START Source records

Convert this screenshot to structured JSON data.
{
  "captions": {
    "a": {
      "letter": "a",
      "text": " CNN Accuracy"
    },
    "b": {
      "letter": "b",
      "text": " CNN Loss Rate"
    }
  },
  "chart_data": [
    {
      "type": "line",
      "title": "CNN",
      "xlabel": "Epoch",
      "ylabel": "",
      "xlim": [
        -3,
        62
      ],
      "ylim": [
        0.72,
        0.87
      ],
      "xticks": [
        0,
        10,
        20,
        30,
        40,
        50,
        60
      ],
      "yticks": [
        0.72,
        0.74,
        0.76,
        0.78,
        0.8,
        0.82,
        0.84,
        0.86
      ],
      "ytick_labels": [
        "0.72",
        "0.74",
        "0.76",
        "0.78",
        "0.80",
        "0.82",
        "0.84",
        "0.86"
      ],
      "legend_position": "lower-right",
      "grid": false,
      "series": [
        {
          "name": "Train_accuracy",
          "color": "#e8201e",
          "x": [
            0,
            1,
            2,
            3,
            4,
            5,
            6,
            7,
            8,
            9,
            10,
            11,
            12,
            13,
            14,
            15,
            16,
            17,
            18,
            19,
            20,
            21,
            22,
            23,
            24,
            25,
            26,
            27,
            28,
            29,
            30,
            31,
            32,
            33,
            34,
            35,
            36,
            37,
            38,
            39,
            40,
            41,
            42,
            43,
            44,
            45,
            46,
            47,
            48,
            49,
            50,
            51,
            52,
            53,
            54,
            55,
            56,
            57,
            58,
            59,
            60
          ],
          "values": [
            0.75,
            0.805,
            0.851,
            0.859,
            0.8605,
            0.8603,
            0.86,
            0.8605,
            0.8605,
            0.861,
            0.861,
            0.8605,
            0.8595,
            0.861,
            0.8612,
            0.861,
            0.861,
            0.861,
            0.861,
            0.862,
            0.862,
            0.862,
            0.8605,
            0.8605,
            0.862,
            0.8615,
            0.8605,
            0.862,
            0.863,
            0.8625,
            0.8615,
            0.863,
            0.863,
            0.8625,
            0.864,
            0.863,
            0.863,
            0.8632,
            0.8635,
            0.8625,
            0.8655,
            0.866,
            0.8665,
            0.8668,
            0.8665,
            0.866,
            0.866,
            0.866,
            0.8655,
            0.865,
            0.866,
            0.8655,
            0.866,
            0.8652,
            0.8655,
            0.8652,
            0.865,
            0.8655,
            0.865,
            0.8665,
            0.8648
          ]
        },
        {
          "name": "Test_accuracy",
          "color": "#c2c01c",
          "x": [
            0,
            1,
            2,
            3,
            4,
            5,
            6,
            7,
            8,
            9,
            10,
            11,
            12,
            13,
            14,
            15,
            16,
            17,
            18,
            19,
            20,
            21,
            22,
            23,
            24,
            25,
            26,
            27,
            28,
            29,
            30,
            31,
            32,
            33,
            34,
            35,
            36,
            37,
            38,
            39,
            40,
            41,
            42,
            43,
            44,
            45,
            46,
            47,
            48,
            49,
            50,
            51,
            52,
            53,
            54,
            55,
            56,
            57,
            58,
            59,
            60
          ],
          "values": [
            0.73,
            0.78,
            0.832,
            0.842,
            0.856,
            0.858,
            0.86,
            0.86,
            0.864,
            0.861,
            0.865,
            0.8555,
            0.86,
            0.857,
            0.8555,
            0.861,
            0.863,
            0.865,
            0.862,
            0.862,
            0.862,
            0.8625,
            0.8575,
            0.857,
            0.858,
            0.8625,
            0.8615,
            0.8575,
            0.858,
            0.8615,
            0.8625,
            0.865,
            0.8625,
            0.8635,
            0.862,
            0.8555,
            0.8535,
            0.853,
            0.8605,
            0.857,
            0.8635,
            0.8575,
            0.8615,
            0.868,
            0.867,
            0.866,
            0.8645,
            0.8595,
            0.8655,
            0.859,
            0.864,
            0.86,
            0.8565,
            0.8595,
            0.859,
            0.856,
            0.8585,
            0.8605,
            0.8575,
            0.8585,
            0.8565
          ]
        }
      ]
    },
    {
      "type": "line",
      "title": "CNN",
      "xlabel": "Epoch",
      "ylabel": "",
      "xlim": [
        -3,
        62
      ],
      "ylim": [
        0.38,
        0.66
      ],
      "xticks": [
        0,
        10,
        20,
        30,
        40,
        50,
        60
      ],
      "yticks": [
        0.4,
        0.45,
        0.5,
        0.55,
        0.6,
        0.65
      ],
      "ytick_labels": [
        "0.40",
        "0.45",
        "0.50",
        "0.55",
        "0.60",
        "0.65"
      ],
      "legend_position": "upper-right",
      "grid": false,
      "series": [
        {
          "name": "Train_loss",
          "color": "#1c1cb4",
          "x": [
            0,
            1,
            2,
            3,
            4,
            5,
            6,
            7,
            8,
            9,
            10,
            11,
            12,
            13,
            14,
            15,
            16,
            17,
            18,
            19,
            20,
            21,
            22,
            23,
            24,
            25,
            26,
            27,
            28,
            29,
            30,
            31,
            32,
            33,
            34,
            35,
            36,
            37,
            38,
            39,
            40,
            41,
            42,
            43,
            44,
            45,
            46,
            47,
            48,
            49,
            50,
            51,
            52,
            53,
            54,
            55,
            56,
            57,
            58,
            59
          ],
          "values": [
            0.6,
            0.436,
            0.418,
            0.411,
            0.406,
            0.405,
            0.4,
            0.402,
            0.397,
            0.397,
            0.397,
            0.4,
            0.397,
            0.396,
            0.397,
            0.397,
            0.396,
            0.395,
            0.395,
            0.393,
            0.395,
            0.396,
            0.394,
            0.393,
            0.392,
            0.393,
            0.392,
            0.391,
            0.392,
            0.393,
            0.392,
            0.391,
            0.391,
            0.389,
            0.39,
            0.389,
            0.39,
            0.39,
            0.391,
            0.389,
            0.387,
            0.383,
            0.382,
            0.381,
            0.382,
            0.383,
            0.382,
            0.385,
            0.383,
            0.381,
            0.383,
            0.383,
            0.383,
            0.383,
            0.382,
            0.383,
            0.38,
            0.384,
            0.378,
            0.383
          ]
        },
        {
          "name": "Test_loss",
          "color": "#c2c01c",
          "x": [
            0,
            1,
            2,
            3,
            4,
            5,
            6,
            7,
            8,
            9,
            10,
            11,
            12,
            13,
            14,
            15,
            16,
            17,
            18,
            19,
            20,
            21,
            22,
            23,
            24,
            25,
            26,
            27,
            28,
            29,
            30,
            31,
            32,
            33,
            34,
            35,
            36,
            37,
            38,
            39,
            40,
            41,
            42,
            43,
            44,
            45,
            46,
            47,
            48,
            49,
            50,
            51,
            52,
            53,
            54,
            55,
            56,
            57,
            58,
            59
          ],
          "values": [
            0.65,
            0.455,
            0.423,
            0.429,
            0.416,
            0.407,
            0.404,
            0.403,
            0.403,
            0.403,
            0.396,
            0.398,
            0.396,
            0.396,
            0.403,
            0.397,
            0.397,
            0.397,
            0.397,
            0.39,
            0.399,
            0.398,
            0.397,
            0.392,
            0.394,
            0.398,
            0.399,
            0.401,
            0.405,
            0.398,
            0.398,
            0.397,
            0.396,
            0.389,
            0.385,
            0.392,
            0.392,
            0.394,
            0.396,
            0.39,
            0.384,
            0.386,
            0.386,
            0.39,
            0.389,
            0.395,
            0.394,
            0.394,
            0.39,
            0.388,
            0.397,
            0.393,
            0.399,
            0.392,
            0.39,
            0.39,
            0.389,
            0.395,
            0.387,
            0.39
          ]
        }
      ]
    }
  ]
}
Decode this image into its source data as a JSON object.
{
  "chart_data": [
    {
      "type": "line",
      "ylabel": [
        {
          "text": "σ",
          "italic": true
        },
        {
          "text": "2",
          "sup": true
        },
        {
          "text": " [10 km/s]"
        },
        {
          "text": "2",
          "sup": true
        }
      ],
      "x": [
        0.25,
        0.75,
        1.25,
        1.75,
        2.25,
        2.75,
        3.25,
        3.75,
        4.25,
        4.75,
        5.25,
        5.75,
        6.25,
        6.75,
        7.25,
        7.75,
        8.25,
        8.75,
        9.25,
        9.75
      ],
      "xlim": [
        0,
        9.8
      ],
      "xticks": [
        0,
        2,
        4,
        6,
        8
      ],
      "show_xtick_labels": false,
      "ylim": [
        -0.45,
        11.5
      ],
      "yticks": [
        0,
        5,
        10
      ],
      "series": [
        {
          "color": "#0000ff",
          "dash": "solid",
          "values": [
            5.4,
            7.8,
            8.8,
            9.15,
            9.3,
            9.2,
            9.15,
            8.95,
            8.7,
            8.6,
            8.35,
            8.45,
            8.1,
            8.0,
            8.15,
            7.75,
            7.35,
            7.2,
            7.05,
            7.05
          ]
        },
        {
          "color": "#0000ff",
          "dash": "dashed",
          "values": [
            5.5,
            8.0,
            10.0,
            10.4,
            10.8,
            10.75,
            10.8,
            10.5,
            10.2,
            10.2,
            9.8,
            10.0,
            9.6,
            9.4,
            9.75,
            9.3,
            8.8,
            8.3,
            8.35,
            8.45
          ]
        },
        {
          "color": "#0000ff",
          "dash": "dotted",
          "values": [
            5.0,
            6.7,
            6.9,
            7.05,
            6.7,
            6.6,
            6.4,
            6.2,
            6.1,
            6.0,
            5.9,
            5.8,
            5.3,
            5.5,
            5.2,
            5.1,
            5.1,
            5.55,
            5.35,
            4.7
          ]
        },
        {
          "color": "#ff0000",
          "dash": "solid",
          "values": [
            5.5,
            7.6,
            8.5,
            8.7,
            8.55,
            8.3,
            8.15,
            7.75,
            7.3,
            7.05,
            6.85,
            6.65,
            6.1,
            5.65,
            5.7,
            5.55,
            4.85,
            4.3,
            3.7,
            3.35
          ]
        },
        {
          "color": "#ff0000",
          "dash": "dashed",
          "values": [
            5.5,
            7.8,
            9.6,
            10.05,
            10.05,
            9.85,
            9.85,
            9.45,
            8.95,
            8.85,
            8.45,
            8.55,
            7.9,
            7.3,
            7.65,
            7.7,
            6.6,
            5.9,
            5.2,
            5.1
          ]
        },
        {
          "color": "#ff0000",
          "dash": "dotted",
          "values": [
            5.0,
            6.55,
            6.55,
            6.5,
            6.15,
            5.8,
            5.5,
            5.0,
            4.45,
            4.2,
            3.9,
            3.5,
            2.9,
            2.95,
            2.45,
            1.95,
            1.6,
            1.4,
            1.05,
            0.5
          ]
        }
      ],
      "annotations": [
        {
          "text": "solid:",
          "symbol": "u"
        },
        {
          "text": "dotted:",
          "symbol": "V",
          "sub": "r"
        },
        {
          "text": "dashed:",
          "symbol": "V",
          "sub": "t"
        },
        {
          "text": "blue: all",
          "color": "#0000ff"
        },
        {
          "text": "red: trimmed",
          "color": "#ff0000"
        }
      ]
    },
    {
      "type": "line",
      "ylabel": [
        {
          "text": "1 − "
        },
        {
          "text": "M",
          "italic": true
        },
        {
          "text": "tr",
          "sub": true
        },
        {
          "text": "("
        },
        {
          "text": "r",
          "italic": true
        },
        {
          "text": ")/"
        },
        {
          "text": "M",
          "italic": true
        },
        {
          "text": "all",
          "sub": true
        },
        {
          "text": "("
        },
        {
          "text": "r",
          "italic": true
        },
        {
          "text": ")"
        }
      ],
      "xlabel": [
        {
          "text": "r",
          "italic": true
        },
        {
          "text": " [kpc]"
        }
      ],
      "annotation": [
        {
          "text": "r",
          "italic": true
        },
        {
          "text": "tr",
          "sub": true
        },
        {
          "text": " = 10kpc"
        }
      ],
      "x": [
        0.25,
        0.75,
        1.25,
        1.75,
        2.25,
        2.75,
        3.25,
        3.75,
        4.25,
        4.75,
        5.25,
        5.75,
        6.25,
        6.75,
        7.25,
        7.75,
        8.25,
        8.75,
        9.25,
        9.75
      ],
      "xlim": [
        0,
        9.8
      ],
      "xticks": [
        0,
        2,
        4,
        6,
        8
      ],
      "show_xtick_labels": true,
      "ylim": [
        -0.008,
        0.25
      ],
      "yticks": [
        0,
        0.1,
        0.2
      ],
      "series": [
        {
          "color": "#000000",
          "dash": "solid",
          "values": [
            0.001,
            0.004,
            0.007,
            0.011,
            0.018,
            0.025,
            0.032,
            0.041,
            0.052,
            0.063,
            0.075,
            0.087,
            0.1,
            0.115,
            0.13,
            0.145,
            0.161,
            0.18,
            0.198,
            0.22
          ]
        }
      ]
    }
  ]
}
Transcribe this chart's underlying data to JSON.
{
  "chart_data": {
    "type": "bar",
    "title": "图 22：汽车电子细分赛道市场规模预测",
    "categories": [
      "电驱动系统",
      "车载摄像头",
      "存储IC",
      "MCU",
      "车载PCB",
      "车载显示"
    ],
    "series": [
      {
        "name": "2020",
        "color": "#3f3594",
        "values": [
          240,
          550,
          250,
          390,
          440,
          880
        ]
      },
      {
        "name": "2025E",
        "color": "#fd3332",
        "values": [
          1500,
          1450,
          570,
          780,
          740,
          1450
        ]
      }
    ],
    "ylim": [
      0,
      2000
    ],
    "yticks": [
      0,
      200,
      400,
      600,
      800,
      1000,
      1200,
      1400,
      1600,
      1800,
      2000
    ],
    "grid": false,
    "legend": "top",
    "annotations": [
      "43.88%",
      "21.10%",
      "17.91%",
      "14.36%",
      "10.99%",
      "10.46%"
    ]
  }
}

END Source records

Goal of the exercise: Each line that holds the word "JSON" is to be copied.

Output:
Convert this screenshot to structured JSON data.
Decode this image into its source data as a JSON object.
Transcribe this chart's underlying data to JSON.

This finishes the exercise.